TASK GOAL: Identify the lines that contain the string "ҳуқуқий" and copy all of them.

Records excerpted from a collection
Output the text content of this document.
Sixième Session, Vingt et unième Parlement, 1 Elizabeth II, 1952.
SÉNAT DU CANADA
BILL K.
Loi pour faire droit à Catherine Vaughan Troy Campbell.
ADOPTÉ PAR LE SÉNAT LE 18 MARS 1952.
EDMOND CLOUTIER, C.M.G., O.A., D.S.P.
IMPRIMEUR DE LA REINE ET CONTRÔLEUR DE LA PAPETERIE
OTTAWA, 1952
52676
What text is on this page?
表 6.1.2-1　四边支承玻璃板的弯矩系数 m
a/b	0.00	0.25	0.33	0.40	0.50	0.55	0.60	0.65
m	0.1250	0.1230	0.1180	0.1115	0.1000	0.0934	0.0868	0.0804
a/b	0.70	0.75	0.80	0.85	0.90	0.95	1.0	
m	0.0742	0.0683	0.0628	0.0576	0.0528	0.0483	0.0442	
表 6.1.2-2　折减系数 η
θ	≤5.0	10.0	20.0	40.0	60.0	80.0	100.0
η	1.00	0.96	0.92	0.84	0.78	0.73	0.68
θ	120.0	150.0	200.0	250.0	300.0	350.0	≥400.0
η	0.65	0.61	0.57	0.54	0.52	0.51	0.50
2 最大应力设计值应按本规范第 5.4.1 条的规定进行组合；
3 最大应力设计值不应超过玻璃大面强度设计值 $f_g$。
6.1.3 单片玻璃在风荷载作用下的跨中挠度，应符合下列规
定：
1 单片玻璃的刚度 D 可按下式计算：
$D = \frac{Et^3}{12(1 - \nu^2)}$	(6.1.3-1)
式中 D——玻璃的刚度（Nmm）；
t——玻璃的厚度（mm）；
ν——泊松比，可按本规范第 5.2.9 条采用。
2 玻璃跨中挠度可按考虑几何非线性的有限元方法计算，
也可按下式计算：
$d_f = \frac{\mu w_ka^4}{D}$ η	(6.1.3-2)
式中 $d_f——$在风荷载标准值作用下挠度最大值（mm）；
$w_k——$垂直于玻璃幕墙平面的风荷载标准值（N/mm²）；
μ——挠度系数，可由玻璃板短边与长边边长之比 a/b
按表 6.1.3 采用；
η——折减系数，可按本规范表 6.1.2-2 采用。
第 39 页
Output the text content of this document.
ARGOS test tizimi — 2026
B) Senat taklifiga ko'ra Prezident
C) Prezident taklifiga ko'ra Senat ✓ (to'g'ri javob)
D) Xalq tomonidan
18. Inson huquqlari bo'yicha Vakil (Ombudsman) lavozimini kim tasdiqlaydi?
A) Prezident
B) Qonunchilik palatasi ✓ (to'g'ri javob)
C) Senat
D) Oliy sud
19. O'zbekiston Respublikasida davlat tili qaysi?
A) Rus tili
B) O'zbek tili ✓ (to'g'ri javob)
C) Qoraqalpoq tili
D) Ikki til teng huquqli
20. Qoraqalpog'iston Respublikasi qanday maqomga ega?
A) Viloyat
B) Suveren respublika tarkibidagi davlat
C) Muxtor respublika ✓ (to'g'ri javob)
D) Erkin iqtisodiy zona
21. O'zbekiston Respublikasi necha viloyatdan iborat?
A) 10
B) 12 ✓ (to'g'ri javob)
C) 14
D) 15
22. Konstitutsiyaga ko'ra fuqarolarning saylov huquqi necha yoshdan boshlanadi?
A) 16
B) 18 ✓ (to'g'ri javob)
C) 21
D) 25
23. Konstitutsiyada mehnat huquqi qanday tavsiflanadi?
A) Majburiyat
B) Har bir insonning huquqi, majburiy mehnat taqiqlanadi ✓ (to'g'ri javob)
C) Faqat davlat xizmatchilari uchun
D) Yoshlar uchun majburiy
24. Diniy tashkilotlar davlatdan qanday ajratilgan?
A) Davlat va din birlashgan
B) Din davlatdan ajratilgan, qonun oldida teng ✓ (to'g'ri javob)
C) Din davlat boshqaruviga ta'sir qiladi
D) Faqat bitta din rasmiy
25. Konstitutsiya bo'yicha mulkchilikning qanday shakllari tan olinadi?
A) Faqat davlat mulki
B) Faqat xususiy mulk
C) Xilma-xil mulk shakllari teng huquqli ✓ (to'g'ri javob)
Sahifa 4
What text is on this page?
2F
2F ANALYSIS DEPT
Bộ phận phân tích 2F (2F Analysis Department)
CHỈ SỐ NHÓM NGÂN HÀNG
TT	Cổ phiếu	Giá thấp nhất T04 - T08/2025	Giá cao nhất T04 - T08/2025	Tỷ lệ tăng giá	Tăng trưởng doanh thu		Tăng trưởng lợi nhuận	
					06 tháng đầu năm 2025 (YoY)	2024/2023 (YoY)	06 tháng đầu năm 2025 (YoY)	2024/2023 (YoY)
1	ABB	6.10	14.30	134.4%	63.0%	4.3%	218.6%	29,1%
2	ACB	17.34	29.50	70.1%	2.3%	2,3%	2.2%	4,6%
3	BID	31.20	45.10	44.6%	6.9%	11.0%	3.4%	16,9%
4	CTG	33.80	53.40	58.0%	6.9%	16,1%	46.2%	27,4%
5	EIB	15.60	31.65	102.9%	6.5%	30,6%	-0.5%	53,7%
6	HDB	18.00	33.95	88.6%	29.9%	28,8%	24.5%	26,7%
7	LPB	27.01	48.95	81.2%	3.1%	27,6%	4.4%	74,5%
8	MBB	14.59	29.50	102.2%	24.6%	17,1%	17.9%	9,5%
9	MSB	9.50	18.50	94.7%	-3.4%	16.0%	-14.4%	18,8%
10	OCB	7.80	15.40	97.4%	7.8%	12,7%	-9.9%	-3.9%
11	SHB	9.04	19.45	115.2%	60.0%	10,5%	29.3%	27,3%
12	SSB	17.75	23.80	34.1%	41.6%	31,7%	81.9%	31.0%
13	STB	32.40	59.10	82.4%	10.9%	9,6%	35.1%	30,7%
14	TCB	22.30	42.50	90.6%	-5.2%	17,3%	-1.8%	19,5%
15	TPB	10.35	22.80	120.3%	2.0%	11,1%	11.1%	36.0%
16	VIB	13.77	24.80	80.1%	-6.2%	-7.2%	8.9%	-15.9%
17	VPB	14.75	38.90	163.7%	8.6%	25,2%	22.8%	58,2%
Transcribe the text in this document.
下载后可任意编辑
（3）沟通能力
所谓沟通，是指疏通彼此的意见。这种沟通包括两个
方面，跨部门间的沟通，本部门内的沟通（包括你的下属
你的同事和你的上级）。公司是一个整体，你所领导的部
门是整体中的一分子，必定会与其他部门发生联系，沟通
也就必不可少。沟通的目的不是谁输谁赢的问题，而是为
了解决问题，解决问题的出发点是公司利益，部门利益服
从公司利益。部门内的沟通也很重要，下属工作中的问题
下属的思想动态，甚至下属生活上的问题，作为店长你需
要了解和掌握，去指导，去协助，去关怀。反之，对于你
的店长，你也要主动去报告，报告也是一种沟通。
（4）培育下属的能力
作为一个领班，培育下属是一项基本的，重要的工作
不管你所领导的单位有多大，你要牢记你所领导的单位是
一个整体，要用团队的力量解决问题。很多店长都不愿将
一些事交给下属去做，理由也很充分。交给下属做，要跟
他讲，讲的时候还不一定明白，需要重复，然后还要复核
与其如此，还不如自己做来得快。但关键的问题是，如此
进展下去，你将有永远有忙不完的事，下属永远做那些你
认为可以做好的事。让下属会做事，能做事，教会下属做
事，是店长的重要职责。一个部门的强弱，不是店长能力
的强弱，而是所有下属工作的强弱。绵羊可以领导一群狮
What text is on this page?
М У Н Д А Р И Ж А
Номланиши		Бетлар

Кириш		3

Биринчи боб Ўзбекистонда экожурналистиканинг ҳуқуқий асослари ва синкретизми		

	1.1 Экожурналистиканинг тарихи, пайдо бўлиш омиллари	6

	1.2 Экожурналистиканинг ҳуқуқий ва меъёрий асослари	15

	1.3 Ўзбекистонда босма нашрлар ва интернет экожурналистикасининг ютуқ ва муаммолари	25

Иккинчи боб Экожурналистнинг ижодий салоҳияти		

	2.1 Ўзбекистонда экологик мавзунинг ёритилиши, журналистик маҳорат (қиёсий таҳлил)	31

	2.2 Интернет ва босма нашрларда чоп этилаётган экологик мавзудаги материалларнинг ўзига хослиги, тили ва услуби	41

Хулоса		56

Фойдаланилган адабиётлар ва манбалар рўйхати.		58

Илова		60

EXERCISE OUTPUT:
Биринчи боб Ўзбекистонда экожурналистиканинг ҳуқуқий асослари ва синкретизми		
	1.2 Экожурналистиканинг ҳуқуқий ва меъёрий асослари	15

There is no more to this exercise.